Your objective: The entries below should be output exactly as written.

------------------------------------------------------------------------

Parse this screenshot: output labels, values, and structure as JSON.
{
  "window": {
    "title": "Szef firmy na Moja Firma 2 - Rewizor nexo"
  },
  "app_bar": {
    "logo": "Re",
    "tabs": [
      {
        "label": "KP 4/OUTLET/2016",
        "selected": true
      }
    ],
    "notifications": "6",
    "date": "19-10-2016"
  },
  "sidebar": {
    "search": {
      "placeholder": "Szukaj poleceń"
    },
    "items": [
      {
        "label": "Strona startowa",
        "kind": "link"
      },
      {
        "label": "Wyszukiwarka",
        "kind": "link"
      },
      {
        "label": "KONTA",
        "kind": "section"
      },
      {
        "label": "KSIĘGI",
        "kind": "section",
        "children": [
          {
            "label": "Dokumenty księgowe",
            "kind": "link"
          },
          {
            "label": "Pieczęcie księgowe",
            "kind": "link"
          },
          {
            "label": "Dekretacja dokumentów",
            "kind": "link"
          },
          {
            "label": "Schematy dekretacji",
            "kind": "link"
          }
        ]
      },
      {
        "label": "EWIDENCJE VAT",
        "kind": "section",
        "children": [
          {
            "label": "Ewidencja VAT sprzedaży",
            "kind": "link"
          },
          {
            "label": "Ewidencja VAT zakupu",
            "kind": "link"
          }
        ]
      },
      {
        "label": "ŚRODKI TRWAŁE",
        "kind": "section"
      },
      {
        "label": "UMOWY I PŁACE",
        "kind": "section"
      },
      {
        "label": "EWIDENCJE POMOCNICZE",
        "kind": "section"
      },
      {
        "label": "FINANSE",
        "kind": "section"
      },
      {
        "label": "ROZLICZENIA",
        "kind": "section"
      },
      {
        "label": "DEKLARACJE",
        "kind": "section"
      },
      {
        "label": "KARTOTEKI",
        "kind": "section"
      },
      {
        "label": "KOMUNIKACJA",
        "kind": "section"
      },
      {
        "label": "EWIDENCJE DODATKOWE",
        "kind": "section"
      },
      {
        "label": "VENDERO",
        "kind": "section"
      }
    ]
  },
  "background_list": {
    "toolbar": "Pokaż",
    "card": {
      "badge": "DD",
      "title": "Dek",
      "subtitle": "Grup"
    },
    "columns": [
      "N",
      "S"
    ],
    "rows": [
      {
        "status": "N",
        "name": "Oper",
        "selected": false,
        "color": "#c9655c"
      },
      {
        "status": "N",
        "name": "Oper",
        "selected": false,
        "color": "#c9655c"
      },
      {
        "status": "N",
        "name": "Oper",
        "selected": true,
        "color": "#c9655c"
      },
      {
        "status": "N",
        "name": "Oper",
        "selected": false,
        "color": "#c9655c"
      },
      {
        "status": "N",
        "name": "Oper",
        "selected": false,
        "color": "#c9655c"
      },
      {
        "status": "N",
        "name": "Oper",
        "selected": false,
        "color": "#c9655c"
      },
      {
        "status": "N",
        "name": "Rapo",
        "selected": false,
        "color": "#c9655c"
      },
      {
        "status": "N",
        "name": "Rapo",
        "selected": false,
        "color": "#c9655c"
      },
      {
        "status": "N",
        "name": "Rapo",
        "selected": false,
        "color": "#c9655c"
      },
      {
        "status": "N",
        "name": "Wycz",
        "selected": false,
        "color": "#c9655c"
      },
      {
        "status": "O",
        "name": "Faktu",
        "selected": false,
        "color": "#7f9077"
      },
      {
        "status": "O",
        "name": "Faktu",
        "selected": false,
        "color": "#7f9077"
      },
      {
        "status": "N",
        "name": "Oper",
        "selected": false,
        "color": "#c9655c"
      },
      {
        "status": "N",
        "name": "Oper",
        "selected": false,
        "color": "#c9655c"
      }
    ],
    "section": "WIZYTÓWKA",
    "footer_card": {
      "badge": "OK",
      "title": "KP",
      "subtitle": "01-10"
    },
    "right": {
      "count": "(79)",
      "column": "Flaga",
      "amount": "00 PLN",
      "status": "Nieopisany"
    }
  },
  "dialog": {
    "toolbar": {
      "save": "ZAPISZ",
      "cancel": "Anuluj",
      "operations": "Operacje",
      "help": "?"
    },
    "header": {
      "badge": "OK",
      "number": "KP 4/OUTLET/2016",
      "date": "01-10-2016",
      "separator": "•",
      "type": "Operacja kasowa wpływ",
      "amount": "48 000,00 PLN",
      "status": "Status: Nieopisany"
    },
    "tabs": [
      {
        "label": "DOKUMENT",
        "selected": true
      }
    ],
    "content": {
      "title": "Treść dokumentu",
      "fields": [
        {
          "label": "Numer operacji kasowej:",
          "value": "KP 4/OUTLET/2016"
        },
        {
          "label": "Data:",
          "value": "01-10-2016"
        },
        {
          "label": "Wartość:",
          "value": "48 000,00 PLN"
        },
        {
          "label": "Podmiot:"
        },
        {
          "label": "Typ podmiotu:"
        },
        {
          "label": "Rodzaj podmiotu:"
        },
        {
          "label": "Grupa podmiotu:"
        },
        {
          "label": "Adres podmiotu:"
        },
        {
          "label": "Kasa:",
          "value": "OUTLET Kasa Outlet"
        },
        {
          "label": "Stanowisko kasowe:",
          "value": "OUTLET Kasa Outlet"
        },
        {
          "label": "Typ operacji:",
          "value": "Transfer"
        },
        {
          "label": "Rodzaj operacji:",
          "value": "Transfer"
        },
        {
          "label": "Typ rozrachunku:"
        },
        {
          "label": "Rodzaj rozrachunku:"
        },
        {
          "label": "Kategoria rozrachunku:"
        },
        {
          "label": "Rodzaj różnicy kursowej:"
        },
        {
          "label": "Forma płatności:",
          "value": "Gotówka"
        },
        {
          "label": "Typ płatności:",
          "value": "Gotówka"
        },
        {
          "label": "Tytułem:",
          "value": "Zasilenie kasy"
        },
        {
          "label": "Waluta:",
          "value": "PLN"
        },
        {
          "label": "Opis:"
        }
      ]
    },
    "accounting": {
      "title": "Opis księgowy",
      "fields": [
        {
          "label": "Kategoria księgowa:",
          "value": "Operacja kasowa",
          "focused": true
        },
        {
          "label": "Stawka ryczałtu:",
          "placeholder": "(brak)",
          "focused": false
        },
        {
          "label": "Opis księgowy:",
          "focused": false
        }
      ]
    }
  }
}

------------------------------------------------------------------------

Answer below:
Parse this screenshot: output labels, values, and structure as JSON.
{
  "window": {
    "title": "Szef firmy na Moja Firma 2 - Rewizor nexo"
  },
  "app_bar": {
    "logo": "Re",
    "tabs": [
      {
        "label": "KP 4/OUTLET/2016",
        "selected": true
      }
    ],
    "notifications": "6",
    "date": "19-10-2016"
  },
  "sidebar": {
    "search": {
      "placeholder": "Szukaj poleceń"
    },
    "items": [
      {
        "label": "Strona startowa",
        "kind": "link"
      },
      {
        "label": "Wyszukiwarka",
        "kind": "link"
      },
      {
        "label": "KONTA",
        "kind": "section"
      },
      {
        "label": "KSIĘGI",
        "kind": "section",
        "children": [
          {
            "label": "Dokumenty księgowe",
            "kind": "link"
          },
          {
            "label": "Pieczęcie księgowe",
            "kind": "link"
          },
          {
            "label": "Dekretacja dokumentów",
            "kind": "link"
          },
          {
            "label": "Schematy dekretacji",
            "kind": "link"
          }
        ]
      },
      {
        "label": "EWIDENCJE VAT",
        "kind": "section",
        "children": [
          {
            "label": "Ewidencja VAT sprzedaży",
            "kind": "link"
          },
          {
            "label": "Ewidencja VAT zakupu",
            "kind": "link"
          }
        ]
      },
      {
        "label": "ŚRODKI TRWAŁE",
        "kind": "section"
      },
      {
        "label": "UMOWY I PŁACE",
        "kind": "section"
      },
      {
        "label": "EWIDENCJE POMOCNICZE",
        "kind": "section"
      },
      {
        "label": "FINANSE",
        "kind": "section"
      },
      {
        "label": "ROZLICZENIA",
        "kind": "section"
      },
      {
        "label": "DEKLARACJE",
        "kind": "section"
      },
      {
        "label": "KARTOTEKI",
        "kind": "section"
      },
      {
        "label": "KOMUNIKACJA",
        "kind": "section"
      },
      {
        "label": "EWIDENCJE DODATKOWE",
        "kind": "section"
      },
      {
        "label": "VENDERO",
        "kind": "section"
      }
    ]
  },
  "background_list": {
    "toolbar": "Pokaż",
    "card": {
      "badge": "DD",
      "title": "Dek",
      "subtitle": "Grup"
    },
    "columns": [
      "N",
      "S"
    ],
    "rows": [
      {
        "status": "N",
        "name": "Oper",
        "selected": false,
        "color": "#c9655c"
      },
      {
        "status": "N",
        "name": "Oper",
        "selected": false,
        "color": "#c9655c"
      },
      {
        "status": "N",
        "name": "Oper",
        "selected": true,
        "color": "#c9655c"
      },
      {
        "status": "N",
        "name": "Oper",
        "selected": false,
        "color": "#c9655c"
      },
      {
        "status": "N",
        "name": "Oper",
        "selected": false,
        "color": "#c9655c"
      },
      {
        "status": "N",
        "name": "Oper",
        "selected": false,
        "color": "#c9655c"
      },
      {
        "status": "N",
        "name": "Rapo",
        "selected": false,
        "color": "#c9655c"
      },
      {
        "status": "N",
        "name": "Rapo",
        "selected": false,
        "color": "#c9655c"
      },
      {
        "status": "N",
        "name": "Rapo",
        "selected": false,
        "color": "#c9655c"
      },
      {
        "status": "N",
        "name": "Wycz",
        "selected": false,
        "color": "#c9655c"
      },
      {
        "status": "O",
        "name": "Faktu",
        "selected": false,
        "color": "#7f9077"
      },
      {
        "status": "O",
        "name": "Faktu",
        "selected": false,
        "color": "#7f9077"
      },
      {
        "status": "N",
        "name": "Oper",
        "selected": false,
        "color": "#c9655c"
      },
      {
        "status": "N",
        "name": "Oper",
        "selected": false,
        "color": "#c9655c"
      }
    ],
    "section": "WIZYTÓWKA",
    "footer_card": {
      "badge": "OK",
      "title": "KP",
      "subtitle": "01-10"
    },
    "right": {
      "count": "(79)",
      "column": "Flaga",
      "amount": "00 PLN",
      "status": "Nieopisany"
    }
  },
  "dialog": {
    "toolbar": {
      "save": "ZAPISZ",
      "cancel": "Anuluj",
      "operations": "Operacje",
      "help": "?"
    },
    "header": {
      "badge": "OK",
      "number": "KP 4/OUTLET/2016",
      "date": "01-10-2016",
      "separator": "•",
      "type": "Operacja kasowa wpływ",
      "amount": "48 000,00 PLN",
      "status": "Status: Nieopisany"
    },
    "tabs": [
      {
        "label": "DOKUMENT",
        "selected": true
      }
    ],
    "content": {
      "title": "Treść dokumentu",
      "fields": [
        {
          "label": "Numer operacji kasowej:",
          "value": "KP 4/OUTLET/2016"
        },
        {
          "label": "Data:",
          "value": "01-10-2016"
        },
        {
          "label": "Wartość:",
          "value": "48 000,00 PLN"
        },
        {
          "label": "Podmiot:"
        },
        {
          "label": "Typ podmiotu:"
        },
        {
          "label": "Rodzaj podmiotu:"
        },
        {
          "label": "Grupa podmiotu:"
        },
        {
          "label": "Adres podmiotu:"
        },
        {
          "label": "Kasa:",
          "value": "OUTLET Kasa Outlet"
        },
        {
          "label": "Stanowisko kasowe:",
          "value": "OUTLET Kasa Outlet"
        },
        {
          "label": "Typ operacji:",
          "value": "Transfer"
        },
        {
          "label": "Rodzaj operacji:",
          "value": "Transfer"
        },
        {
          "label": "Typ rozrachunku:"
        },
        {
          "label": "Rodzaj rozrachunku:"
        },
        {
          "label": "Kategoria rozrachunku:"
        },
        {
          "label": "Rodzaj różnicy kursowej:"
        },
        {
          "label": "Forma płatności:",
          "value": "Gotówka"
        },
        {
          "label": "Typ płatności:",
          "value": "Gotówka"
        },
        {
          "label": "Tytułem:",
          "value": "Zasilenie kasy"
        },
        {
          "label": "Waluta:",
          "value": "PLN"
        },
        {
          "label": "Opis:"
        }
      ]
    },
    "accounting": {
      "title": "Opis księgowy",
      "fields": [
        {
          "label": "Kategoria księgowa:",
          "value": "Operacja kasowa",
          "focused": true
        },
        {
          "label": "Stawka ryczałtu:",
          "placeholder": "(brak)",
          "focused": false
        },
        {
          "label": "Opis księgowy:",
          "focused": false
        }
      ]
    }
  }
}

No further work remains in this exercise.